Extracted information:
— begin —

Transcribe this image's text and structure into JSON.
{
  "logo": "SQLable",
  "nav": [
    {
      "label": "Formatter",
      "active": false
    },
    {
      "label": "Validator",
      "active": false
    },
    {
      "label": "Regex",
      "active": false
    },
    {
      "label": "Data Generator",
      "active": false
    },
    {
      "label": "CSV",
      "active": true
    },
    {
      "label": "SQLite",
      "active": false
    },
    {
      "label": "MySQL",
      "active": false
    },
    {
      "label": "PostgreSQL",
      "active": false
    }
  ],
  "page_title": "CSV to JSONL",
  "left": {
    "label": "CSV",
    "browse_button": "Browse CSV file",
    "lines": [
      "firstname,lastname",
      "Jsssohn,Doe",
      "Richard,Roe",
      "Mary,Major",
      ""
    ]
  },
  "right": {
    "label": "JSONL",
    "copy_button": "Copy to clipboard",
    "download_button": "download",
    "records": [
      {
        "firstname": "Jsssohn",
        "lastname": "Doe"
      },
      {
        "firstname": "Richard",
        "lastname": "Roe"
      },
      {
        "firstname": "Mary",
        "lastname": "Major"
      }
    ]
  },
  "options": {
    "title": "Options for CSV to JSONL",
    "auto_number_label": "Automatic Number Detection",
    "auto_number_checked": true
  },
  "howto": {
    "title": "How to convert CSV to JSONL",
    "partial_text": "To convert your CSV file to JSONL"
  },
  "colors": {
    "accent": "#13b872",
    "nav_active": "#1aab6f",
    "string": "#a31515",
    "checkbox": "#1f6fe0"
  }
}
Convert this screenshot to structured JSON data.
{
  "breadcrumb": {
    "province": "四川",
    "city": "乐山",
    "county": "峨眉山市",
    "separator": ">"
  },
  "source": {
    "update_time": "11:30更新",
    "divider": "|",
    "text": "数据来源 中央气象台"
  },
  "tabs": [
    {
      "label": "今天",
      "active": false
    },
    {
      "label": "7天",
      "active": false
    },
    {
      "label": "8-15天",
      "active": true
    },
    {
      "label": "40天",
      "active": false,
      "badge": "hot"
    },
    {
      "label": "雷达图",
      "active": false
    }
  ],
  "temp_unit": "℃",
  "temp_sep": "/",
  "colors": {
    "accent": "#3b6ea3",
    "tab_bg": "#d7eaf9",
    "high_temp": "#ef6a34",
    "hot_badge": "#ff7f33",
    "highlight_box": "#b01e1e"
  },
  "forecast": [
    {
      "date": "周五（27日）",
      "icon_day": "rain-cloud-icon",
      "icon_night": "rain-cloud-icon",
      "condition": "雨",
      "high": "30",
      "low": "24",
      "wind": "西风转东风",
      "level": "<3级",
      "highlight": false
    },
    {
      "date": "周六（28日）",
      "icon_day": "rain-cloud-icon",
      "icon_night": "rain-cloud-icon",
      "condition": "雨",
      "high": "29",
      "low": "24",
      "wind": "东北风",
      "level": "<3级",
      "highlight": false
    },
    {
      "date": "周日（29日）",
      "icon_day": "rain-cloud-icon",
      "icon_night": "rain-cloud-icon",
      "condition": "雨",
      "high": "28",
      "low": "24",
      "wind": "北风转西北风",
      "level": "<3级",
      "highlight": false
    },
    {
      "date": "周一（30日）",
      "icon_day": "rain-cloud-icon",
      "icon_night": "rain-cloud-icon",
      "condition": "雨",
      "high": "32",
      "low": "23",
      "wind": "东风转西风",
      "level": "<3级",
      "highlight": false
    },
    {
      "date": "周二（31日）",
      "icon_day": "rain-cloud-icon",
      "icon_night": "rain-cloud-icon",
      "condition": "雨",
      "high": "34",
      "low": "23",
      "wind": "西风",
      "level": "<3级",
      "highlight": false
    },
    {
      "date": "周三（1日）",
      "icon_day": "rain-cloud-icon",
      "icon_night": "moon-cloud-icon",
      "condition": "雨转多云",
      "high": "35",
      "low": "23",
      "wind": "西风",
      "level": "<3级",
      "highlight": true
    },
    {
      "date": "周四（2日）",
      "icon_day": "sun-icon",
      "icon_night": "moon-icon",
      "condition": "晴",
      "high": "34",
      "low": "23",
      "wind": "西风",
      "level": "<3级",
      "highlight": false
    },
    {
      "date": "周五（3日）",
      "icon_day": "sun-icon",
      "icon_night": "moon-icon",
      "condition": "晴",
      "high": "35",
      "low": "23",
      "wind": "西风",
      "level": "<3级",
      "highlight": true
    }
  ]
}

— end —

Brief: Give a word-for-word copy of the records.

Full output:
Transcribe this image's text and structure into JSON.
{
  "logo": "SQLable",
  "nav": [
    {
      "label": "Formatter",
      "active": false
    },
    {
      "label": "Validator",
      "active": false
    },
    {
      "label": "Regex",
      "active": false
    },
    {
      "label": "Data Generator",
      "active": false
    },
    {
      "label": "CSV",
      "active": true
    },
    {
      "label": "SQLite",
      "active": false
    },
    {
      "label": "MySQL",
      "active": false
    },
    {
      "label": "PostgreSQL",
      "active": false
    }
  ],
  "page_title": "CSV to JSONL",
  "left": {
    "label": "CSV",
    "browse_button": "Browse CSV file",
    "lines": [
      "firstname,lastname",
      "Jsssohn,Doe",
      "Richard,Roe",
      "Mary,Major",
      ""
    ]
  },
  "right": {
    "label": "JSONL",
    "copy_button": "Copy to clipboard",
    "download_button": "download",
    "records": [
      {
        "firstname": "Jsssohn",
        "lastname": "Doe"
      },
      {
        "firstname": "Richard",
        "lastname": "Roe"
      },
      {
        "firstname": "Mary",
        "lastname": "Major"
      }
    ]
  },
  "options": {
    "title": "Options for CSV to JSONL",
    "auto_number_label": "Automatic Number Detection",
    "auto_number_checked": true
  },
  "howto": {
    "title": "How to convert CSV to JSONL",
    "partial_text": "To convert your CSV file to JSONL"
  },
  "colors": {
    "accent": "#13b872",
    "nav_active": "#1aab6f",
    "string": "#a31515",
    "checkbox": "#1f6fe0"
  }
}
Convert this screenshot to structured JSON data.
{
  "breadcrumb": {
    "province": "四川",
    "city": "乐山",
    "county": "峨眉山市",
    "separator": ">"
  },
  "source": {
    "update_time": "11:30更新",
    "divider": "|",
    "text": "数据来源 中央气象台"
  },
  "tabs": [
    {
      "label": "今天",
      "active": false
    },
    {
      "label": "7天",
      "active": false
    },
    {
      "label": "8-15天",
      "active": true
    },
    {
      "label": "40天",
      "active": false,
      "badge": "hot"
    },
    {
      "label": "雷达图",
      "active": false
    }
  ],
  "temp_unit": "℃",
  "temp_sep": "/",
  "colors": {
    "accent": "#3b6ea3",
    "tab_bg": "#d7eaf9",
    "high_temp": "#ef6a34",
    "hot_badge": "#ff7f33",
    "highlight_box": "#b01e1e"
  },
  "forecast": [
    {
      "date": "周五（27日）",
      "icon_day": "rain-cloud-icon",
      "icon_night": "rain-cloud-icon",
      "condition": "雨",
      "high": "30",
      "low": "24",
      "wind": "西风转东风",
      "level": "<3级",
      "highlight": false
    },
    {
      "date": "周六（28日）",
      "icon_day": "rain-cloud-icon",
      "icon_night": "rain-cloud-icon",
      "condition": "雨",
      "high": "29",
      "low": "24",
      "wind": "东北风",
      "level": "<3级",
      "highlight": false
    },
    {
      "date": "周日（29日）",
      "icon_day": "rain-cloud-icon",
      "icon_night": "rain-cloud-icon",
      "condition": "雨",
      "high": "28",
      "low": "24",
      "wind": "北风转西北风",
      "level": "<3级",
      "highlight": false
    },
    {
      "date": "周一（30日）",
      "icon_day": "rain-cloud-icon",
      "icon_night": "rain-cloud-icon",
      "condition": "雨",
      "high": "32",
      "low": "23",
      "wind": "东风转西风",
      "level": "<3级",
      "highlight": false
    },
    {
      "date": "周二（31日）",
      "icon_day": "rain-cloud-icon",
      "icon_night": "rain-cloud-icon",
      "condition": "雨",
      "high": "34",
      "low": "23",
      "wind": "西风",
      "level": "<3级",
      "highlight": false
    },
    {
      "date": "周三（1日）",
      "icon_day": "rain-cloud-icon",
      "icon_night": "moon-cloud-icon",
      "condition": "雨转多云",
      "high": "35",
      "low": "23",
      "wind": "西风",
      "level": "<3级",
      "highlight": true
    },
    {
      "date": "周四（2日）",
      "icon_day": "sun-icon",
      "icon_night": "moon-icon",
      "condition": "晴",
      "high": "34",
      "low": "23",
      "wind": "西风",
      "level": "<3级",
      "highlight": false
    },
    {
      "date": "周五（3日）",
      "icon_day": "sun-icon",
      "icon_night": "moon-icon",
      "condition": "晴",
      "high": "35",
      "low": "23",
      "wind": "西风",
      "level": "<3级",
      "highlight": true
    }
  ]
}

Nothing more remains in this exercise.